Figure record listings:
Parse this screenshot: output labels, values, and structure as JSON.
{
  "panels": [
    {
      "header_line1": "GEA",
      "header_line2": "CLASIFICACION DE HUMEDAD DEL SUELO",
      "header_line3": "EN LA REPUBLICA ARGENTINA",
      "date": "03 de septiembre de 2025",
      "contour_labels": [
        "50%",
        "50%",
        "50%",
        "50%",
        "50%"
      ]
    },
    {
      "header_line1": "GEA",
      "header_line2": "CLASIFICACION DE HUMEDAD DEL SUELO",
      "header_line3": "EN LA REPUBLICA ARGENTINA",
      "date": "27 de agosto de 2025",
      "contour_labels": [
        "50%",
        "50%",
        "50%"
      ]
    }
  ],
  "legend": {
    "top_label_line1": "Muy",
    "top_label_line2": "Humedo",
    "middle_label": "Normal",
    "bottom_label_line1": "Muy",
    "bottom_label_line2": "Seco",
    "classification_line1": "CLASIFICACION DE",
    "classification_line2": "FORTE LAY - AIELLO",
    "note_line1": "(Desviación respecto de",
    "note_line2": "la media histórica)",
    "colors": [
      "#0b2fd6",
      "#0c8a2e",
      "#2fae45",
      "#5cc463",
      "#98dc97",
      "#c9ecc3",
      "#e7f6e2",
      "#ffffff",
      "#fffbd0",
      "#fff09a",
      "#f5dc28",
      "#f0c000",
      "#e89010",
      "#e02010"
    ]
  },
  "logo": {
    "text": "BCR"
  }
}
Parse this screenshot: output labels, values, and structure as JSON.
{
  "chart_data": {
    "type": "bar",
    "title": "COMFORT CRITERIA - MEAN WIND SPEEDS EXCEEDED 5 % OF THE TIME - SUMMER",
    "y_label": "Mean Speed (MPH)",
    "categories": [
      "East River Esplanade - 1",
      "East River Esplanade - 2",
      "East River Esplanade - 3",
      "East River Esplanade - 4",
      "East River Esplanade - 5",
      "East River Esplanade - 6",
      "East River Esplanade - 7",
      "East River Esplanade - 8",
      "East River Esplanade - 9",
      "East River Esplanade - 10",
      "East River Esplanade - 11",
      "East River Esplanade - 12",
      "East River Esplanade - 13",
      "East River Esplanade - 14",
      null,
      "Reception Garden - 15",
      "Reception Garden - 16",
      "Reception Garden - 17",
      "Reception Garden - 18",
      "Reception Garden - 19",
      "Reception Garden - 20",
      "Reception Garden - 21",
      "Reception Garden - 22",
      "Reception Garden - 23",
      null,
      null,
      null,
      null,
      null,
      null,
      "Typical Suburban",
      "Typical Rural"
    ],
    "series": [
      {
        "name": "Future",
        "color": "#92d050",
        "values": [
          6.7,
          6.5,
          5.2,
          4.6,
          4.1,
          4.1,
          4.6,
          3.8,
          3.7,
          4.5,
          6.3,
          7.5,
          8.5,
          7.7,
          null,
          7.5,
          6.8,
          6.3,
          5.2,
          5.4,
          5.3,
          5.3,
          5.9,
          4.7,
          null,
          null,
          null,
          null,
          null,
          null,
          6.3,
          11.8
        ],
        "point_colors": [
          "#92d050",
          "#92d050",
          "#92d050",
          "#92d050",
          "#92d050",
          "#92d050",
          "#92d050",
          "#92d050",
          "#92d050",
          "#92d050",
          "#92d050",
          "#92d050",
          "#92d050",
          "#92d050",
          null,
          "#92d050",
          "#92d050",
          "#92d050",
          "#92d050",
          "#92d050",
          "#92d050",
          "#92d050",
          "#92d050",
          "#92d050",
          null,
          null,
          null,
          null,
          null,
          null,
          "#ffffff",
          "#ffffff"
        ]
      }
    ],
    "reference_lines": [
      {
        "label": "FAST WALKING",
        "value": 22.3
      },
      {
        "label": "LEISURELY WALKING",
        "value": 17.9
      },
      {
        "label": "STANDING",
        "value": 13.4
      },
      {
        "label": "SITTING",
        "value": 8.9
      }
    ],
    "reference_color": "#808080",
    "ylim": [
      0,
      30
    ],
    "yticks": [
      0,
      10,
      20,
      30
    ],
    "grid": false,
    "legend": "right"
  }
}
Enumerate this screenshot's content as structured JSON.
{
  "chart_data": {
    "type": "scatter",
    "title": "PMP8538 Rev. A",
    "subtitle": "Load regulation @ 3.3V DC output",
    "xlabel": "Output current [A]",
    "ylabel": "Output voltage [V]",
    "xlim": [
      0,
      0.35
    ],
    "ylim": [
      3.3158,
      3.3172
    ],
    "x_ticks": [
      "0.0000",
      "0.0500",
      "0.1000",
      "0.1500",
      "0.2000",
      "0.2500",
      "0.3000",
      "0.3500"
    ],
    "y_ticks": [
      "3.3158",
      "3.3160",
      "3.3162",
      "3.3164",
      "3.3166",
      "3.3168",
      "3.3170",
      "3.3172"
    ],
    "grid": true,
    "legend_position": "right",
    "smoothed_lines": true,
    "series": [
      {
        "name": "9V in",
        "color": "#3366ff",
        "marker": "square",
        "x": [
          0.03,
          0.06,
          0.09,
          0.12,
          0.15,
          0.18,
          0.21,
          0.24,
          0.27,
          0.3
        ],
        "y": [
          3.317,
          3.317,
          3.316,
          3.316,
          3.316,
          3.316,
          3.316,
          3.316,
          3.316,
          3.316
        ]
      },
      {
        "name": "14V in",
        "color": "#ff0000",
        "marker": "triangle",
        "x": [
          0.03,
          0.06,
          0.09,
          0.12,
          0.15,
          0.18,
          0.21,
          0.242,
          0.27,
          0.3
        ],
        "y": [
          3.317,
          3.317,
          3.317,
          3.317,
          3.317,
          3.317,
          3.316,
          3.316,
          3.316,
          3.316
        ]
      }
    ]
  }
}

> [GIVEN TASK]: The records above are to be copied in full, exactly as written.

> [THE RESULT]:
Parse this screenshot: output labels, values, and structure as JSON.
{
  "panels": [
    {
      "header_line1": "GEA",
      "header_line2": "CLASIFICACION DE HUMEDAD DEL SUELO",
      "header_line3": "EN LA REPUBLICA ARGENTINA",
      "date": "03 de septiembre de 2025",
      "contour_labels": [
        "50%",
        "50%",
        "50%",
        "50%",
        "50%"
      ]
    },
    {
      "header_line1": "GEA",
      "header_line2": "CLASIFICACION DE HUMEDAD DEL SUELO",
      "header_line3": "EN LA REPUBLICA ARGENTINA",
      "date": "27 de agosto de 2025",
      "contour_labels": [
        "50%",
        "50%",
        "50%"
      ]
    }
  ],
  "legend": {
    "top_label_line1": "Muy",
    "top_label_line2": "Humedo",
    "middle_label": "Normal",
    "bottom_label_line1": "Muy",
    "bottom_label_line2": "Seco",
    "classification_line1": "CLASIFICACION DE",
    "classification_line2": "FORTE LAY - AIELLO",
    "note_line1": "(Desviación respecto de",
    "note_line2": "la media histórica)",
    "colors": [
      "#0b2fd6",
      "#0c8a2e",
      "#2fae45",
      "#5cc463",
      "#98dc97",
      "#c9ecc3",
      "#e7f6e2",
      "#ffffff",
      "#fffbd0",
      "#fff09a",
      "#f5dc28",
      "#f0c000",
      "#e89010",
      "#e02010"
    ]
  },
  "logo": {
    "text": "BCR"
  }
}
Parse this screenshot: output labels, values, and structure as JSON.
{
  "chart_data": {
    "type": "bar",
    "title": "COMFORT CRITERIA - MEAN WIND SPEEDS EXCEEDED 5 % OF THE TIME - SUMMER",
    "y_label": "Mean Speed (MPH)",
    "categories": [
      "East River Esplanade - 1",
      "East River Esplanade - 2",
      "East River Esplanade - 3",
      "East River Esplanade - 4",
      "East River Esplanade - 5",
      "East River Esplanade - 6",
      "East River Esplanade - 7",
      "East River Esplanade - 8",
      "East River Esplanade - 9",
      "East River Esplanade - 10",
      "East River Esplanade - 11",
      "East River Esplanade - 12",
      "East River Esplanade - 13",
      "East River Esplanade - 14",
      null,
      "Reception Garden - 15",
      "Reception Garden - 16",
      "Reception Garden - 17",
      "Reception Garden - 18",
      "Reception Garden - 19",
      "Reception Garden - 20",
      "Reception Garden - 21",
      "Reception Garden - 22",
      "Reception Garden - 23",
      null,
      null,
      null,
      null,
      null,
      null,
      "Typical Suburban",
      "Typical Rural"
    ],
    "series": [
      {
        "name": "Future",
        "color": "#92d050",
        "values": [
          6.7,
          6.5,
          5.2,
          4.6,
          4.1,
          4.1,
          4.6,
          3.8,
          3.7,
          4.5,
          6.3,
          7.5,
          8.5,
          7.7,
          null,
          7.5,
          6.8,
          6.3,
          5.2,
          5.4,
          5.3,
          5.3,
          5.9,
          4.7,
          null,
          null,
          null,
          null,
          null,
          null,
          6.3,
          11.8
        ],
        "point_colors": [
          "#92d050",
          "#92d050",
          "#92d050",
          "#92d050",
          "#92d050",
          "#92d050",
          "#92d050",
          "#92d050",
          "#92d050",
          "#92d050",
          "#92d050",
          "#92d050",
          "#92d050",
          "#92d050",
          null,
          "#92d050",
          "#92d050",
          "#92d050",
          "#92d050",
          "#92d050",
          "#92d050",
          "#92d050",
          "#92d050",
          "#92d050",
          null,
          null,
          null,
          null,
          null,
          null,
          "#ffffff",
          "#ffffff"
        ]
      }
    ],
    "reference_lines": [
      {
        "label": "FAST WALKING",
        "value": 22.3
      },
      {
        "label": "LEISURELY WALKING",
        "value": 17.9
      },
      {
        "label": "STANDING",
        "value": 13.4
      },
      {
        "label": "SITTING",
        "value": 8.9
      }
    ],
    "reference_color": "#808080",
    "ylim": [
      0,
      30
    ],
    "yticks": [
      0,
      10,
      20,
      30
    ],
    "grid": false,
    "legend": "right"
  }
}
Enumerate this screenshot's content as structured JSON.
{
  "chart_data": {
    "type": "scatter",
    "title": "PMP8538 Rev. A",
    "subtitle": "Load regulation @ 3.3V DC output",
    "xlabel": "Output current [A]",
    "ylabel": "Output voltage [V]",
    "xlim": [
      0,
      0.35
    ],
    "ylim": [
      3.3158,
      3.3172
    ],
    "x_ticks": [
      "0.0000",
      "0.0500",
      "0.1000",
      "0.1500",
      "0.2000",
      "0.2500",
      "0.3000",
      "0.3500"
    ],
    "y_ticks": [
      "3.3158",
      "3.3160",
      "3.3162",
      "3.3164",
      "3.3166",
      "3.3168",
      "3.3170",
      "3.3172"
    ],
    "grid": true,
    "legend_position": "right",
    "smoothed_lines": true,
    "series": [
      {
        "name": "9V in",
        "color": "#3366ff",
        "marker": "square",
        "x": [
          0.03,
          0.06,
          0.09,
          0.12,
          0.15,
          0.18,
          0.21,
          0.24,
          0.27,
          0.3
        ],
        "y": [
          3.317,
          3.317,
          3.316,
          3.316,
          3.316,
          3.316,
          3.316,
          3.316,
          3.316,
          3.316
        ]
      },
      {
        "name": "14V in",
        "color": "#ff0000",
        "marker": "triangle",
        "x": [
          0.03,
          0.06,
          0.09,
          0.12,
          0.15,
          0.18,
          0.21,
          0.242,
          0.27,
          0.3
        ],
        "y": [
          3.317,
          3.317,
          3.317,
          3.317,
          3.317,
          3.317,
          3.316,
          3.316,
          3.316,
          3.316
        ]
      }
    ]
  }
}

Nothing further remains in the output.